WRITTEN REQUEST ::
In the listing that follows, how many lines contain "funda"? Give the number only.

# Start of RECORD SET

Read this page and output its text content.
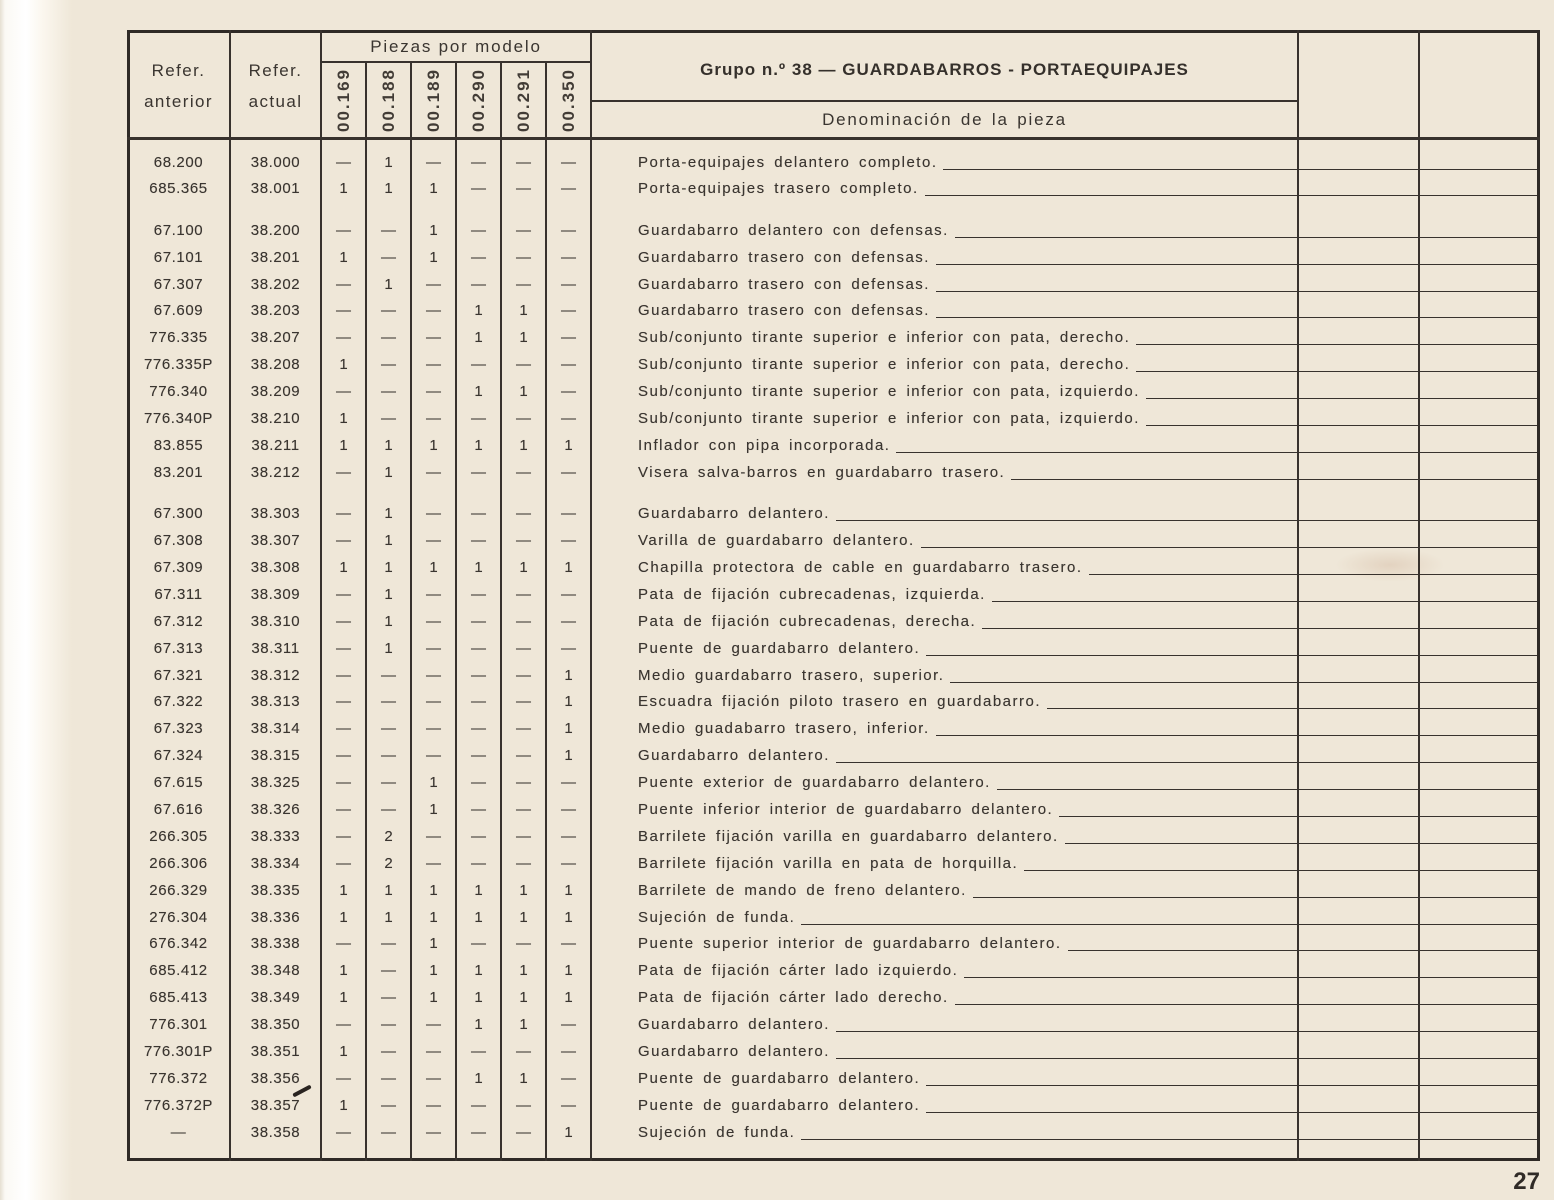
Refer.
anterior
Refer.
actual
Piezas por modelo
00.169 00.188 00.189 00.290 00.291 00.350	Grupo n.º 38 — GUARDABARROS - PORTAEQUIPAJES
Denominación de la pieza
68.200	38.000	—	1	—	—	—	—	Porta-equipajes delantero completo.
685.365	38.001	1	1	1	—	—	—	Porta-equipajes trasero completo.
67.100	38.200	—	—	1	—	—	—	Guardabarro delantero con defensas.
67.101	38.201	1	—	1	—	—	—	Guardabarro trasero con defensas.
67.307	38.202	—	1	—	—	—	—	Guardabarro trasero con defensas.
67.609	38.203	—	—	—	1	1	—	Guardabarro trasero con defensas.
776.335	38.207	—	—	—	1	1	—	Sub/conjunto tirante superior e inferior con pata, derecho.
776.335P	38.208	1	—	—	—	—	—	Sub/conjunto tirante superior e inferior con pata, derecho.
776.340	38.209	—	—	—	1	1	—	Sub/conjunto tirante superior e inferior con pata, izquierdo.
776.340P	38.210	1	—	—	—	—	—	Sub/conjunto tirante superior e inferior con pata, izquierdo.
83.855	38.211	1	1	1	1	1	1	Inflador con pipa incorporada.
83.201	38.212	—	1	—	—	—	—	Visera salva-barros en guardabarro trasero.
67.300	38.303	—	1	—	—	—	—	Guardabarro delantero.
67.308	38.307	—	1	—	—	—	—	Varilla de guardabarro delantero.
67.309	38.308	1	1	1	1	1	1	Chapilla protectora de cable en guardabarro trasero.
67.311	38.309	—	1	—	—	—	—	Pata de fijación cubrecadenas, izquierda.
67.312	38.310	—	1	—	—	—	—	Pata de fijación cubrecadenas, derecha.
67.313	38.311	—	1	—	—	—	—	Puente de guardabarro delantero.
67.321	38.312	—	—	—	—	—	1	Medio guardabarro trasero, superior.
67.322	38.313	—	—	—	—	—	1	Escuadra fijación piloto trasero en guardabarro.
67.323	38.314	—	—	—	—	—	1	Medio guadabarro trasero, inferior.
67.324	38.315	—	—	—	—	—	1	Guardabarro delantero.
67.615	38.325	—	—	1	—	—	—	Puente exterior de guardabarro delantero.
67.616	38.326	—	—	1	—	—	—	Puente inferior interior de guardabarro delantero.
266.305	38.333	—	2	—	—	—	—	Barrilete fijación varilla en guardabarro delantero.
266.306	38.334	—	2	—	—	—	—	Barrilete fijación varilla en pata de horquilla.
266.329	38.335	1	1	1	1	1	1	Barrilete de mando de freno delantero.
276.304	38.336	1	1	1	1	1	1	Sujeción de funda.
676.342	38.338	—	—	1	—	—	—	Puente superior interior de guardabarro delantero.
685.412	38.348	1	—	1	1	1	1	Pata de fijación cárter lado izquierdo.
685.413	38.349	1	—	1	1	1	1	Pata de fijación cárter lado derecho.
776.301	38.350	—	—	—	1	1	—	Guardabarro delantero.
776.301P	38.351	1	—	—	—	—	—	Guardabarro delantero.
776.372	38.356	—	—	—	1	1	—	Puente de guardabarro delantero.
776.372P	38.357	1	—	—	—	—	—	Puente de guardabarro delantero.
—	38.358	—	—	—	—	—	1	Sujeción de funda.
27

# End of RECORD SET

RESPONSE FOR THIS EXERCISE ::
2